**Problem details**.
Collect the lines of the entries where "Covid" shows up.

**Material for the task**.

* Begin *

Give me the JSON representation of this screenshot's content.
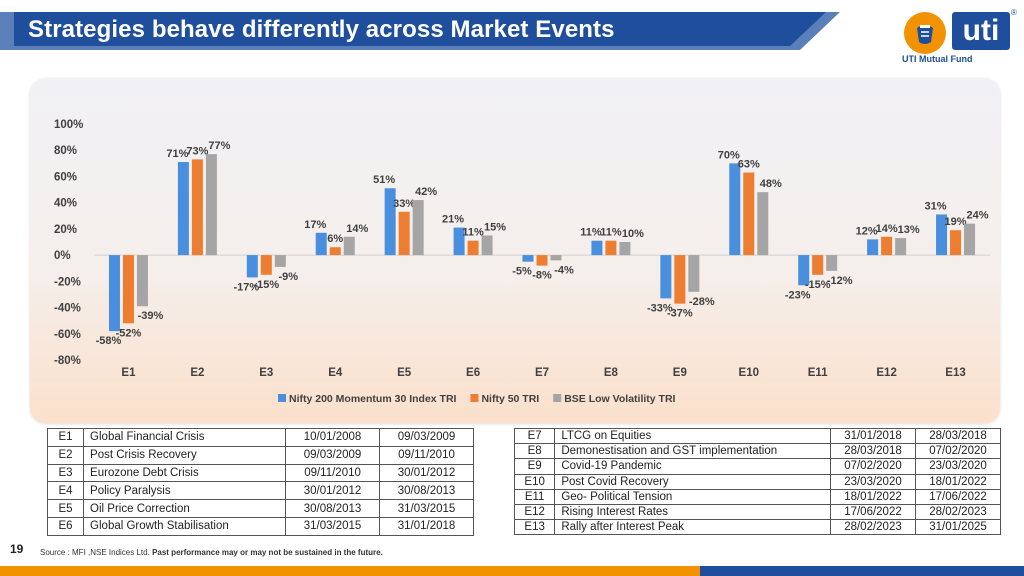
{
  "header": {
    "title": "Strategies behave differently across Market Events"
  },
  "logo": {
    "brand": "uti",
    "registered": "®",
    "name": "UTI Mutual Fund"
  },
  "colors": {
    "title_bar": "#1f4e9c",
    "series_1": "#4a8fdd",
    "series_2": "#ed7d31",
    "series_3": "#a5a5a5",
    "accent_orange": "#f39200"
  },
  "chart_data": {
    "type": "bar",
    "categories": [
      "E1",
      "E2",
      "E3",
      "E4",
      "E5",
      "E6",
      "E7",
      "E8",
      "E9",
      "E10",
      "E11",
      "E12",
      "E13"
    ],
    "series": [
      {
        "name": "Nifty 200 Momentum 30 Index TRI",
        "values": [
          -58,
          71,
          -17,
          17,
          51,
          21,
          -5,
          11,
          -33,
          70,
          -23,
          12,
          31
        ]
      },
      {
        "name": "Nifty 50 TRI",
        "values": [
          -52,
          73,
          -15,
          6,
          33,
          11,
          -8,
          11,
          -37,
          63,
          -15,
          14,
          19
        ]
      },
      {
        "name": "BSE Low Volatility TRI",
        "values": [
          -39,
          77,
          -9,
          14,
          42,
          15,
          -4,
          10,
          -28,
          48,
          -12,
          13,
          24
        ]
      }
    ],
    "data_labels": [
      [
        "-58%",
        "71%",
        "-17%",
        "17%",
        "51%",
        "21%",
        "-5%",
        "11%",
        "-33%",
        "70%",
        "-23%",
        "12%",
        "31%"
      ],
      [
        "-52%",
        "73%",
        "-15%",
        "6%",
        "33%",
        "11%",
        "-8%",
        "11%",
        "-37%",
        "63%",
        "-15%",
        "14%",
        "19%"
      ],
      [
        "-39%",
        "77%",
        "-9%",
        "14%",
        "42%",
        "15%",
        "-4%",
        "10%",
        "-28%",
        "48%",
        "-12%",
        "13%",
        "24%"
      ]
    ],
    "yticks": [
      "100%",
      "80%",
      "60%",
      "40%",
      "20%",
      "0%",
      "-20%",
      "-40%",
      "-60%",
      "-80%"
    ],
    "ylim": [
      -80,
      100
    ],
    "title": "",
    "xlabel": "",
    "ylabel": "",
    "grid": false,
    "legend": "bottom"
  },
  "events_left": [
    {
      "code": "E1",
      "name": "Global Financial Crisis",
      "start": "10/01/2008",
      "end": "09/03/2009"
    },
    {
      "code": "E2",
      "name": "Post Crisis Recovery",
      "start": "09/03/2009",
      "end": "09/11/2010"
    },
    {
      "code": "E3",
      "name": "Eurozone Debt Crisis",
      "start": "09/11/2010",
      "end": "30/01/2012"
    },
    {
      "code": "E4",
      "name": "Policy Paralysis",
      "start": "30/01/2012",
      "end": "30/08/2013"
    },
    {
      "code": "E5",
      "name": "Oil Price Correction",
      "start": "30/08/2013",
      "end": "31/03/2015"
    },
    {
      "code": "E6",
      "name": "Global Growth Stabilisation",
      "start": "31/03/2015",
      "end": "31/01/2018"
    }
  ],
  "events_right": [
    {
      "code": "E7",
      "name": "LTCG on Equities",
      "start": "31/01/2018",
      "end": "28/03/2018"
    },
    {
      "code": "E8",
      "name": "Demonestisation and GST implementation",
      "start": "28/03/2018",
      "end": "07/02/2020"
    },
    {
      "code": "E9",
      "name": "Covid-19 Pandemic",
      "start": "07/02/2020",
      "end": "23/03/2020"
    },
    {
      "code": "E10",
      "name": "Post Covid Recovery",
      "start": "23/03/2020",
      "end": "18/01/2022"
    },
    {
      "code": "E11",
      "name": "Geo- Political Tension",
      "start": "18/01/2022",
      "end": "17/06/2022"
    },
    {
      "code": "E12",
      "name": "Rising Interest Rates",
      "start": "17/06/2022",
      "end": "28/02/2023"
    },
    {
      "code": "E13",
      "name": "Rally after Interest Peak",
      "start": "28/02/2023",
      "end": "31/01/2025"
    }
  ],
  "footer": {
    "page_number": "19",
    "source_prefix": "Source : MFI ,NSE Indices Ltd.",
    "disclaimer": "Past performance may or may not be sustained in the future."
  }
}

* End *
* Begin *

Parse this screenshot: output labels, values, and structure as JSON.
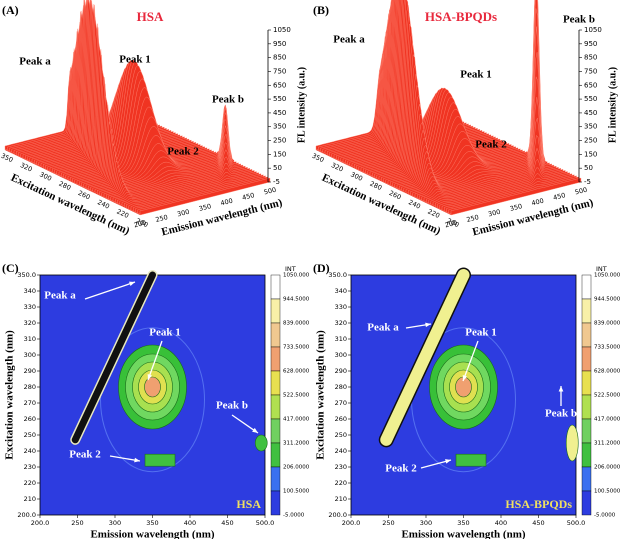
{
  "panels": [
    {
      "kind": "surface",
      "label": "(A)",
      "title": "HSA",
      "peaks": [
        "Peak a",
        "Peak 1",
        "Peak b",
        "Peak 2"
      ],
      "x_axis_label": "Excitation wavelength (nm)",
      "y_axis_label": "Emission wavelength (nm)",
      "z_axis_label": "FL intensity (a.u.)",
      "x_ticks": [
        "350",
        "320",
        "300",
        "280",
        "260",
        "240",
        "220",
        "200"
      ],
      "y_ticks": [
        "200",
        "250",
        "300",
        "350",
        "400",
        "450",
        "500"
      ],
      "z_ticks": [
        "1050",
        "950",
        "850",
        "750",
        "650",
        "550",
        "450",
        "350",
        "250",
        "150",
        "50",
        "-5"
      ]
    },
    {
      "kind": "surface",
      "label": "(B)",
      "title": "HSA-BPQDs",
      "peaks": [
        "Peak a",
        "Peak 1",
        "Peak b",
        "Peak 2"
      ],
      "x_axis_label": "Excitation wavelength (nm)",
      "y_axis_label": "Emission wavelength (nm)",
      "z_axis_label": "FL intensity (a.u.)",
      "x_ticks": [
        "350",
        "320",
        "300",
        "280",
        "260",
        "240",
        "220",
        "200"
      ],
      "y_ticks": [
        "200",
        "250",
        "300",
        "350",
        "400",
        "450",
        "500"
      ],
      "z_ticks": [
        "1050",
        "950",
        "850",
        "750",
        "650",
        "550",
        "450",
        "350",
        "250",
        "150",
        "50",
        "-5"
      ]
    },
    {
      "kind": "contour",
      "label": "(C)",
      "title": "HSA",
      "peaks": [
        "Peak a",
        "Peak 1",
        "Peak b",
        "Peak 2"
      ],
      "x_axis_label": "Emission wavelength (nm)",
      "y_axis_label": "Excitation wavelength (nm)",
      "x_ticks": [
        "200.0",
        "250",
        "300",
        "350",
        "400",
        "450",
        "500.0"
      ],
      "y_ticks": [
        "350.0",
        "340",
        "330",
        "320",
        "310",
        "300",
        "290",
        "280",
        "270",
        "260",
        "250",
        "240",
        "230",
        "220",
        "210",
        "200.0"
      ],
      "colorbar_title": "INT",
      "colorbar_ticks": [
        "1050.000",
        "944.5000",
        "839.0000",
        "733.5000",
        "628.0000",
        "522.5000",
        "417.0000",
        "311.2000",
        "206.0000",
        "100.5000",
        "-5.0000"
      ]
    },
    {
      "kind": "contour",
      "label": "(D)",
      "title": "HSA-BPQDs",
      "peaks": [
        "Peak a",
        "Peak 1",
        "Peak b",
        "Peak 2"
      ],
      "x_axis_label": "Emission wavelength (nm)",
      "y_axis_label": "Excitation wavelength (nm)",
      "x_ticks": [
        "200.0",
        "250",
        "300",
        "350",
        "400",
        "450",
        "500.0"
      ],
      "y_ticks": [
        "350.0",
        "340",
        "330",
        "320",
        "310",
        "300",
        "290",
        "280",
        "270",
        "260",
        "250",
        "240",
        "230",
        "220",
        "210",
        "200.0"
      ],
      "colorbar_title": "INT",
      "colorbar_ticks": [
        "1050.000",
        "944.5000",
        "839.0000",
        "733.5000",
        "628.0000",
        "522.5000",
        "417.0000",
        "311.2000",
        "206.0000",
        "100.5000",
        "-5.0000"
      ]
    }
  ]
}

* End *

**Answer for this exercise**.
      "name": "Covid-19 Pandemic",
      "name": "Post Covid Recovery",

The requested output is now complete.